#### [Task details]
Report the count of lines below in which the string "location" occurs; include nothing else.

Entries from a dataset
***

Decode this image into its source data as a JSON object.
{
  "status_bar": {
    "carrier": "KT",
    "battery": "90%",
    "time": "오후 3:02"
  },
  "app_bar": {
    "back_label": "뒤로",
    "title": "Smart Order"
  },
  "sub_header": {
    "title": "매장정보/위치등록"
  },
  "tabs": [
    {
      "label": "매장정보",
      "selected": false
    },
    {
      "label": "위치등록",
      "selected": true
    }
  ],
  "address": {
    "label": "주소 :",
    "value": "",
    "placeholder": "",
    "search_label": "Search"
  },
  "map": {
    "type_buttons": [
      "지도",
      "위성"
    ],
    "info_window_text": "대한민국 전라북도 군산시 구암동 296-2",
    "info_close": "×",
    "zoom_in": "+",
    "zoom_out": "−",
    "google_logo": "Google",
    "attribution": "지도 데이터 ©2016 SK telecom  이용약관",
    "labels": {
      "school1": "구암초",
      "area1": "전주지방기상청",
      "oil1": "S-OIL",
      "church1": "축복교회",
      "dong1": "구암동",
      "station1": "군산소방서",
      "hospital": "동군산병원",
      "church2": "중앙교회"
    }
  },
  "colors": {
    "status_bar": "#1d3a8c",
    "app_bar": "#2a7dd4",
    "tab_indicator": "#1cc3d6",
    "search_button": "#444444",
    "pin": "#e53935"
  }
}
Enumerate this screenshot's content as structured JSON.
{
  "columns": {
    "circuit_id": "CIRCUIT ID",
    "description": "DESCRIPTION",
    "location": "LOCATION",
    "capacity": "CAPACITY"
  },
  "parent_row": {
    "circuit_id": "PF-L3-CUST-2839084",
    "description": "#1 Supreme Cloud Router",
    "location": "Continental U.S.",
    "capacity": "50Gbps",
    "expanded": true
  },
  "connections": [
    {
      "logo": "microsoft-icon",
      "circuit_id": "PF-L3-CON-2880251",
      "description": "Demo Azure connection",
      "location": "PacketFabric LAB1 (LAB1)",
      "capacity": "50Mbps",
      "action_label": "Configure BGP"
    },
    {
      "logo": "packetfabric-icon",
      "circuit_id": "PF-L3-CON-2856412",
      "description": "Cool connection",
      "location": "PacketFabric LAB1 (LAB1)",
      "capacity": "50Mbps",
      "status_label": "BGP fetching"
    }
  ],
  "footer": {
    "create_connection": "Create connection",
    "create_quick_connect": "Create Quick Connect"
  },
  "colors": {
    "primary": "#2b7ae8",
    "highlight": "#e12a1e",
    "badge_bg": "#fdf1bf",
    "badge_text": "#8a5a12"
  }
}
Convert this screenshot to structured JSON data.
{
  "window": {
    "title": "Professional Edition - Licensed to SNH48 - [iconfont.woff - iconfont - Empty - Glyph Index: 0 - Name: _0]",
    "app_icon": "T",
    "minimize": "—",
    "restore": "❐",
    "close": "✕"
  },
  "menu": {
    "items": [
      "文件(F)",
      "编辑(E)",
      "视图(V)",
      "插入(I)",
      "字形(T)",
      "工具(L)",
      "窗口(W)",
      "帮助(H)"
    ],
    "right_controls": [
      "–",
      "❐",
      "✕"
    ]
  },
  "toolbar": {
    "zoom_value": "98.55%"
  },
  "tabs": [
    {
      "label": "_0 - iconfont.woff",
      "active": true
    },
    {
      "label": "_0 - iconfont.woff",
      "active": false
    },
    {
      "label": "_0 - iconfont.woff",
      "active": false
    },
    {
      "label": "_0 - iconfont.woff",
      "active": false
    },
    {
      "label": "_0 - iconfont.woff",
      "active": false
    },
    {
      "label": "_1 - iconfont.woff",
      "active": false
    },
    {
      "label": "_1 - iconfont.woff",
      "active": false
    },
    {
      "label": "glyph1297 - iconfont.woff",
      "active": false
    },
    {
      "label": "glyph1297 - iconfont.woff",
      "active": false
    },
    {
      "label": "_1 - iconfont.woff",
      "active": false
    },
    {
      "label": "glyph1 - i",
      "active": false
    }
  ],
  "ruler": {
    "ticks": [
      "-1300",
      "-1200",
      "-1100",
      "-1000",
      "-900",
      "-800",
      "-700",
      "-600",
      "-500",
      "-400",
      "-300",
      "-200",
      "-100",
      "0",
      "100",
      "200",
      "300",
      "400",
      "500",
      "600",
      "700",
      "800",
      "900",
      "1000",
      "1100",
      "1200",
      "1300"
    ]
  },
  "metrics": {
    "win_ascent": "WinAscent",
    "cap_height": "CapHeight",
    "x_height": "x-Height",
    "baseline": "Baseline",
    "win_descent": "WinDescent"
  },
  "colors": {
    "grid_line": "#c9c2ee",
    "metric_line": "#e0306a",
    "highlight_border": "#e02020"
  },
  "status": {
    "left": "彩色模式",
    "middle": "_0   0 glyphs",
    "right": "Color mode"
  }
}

***

#### [Output for this task]
4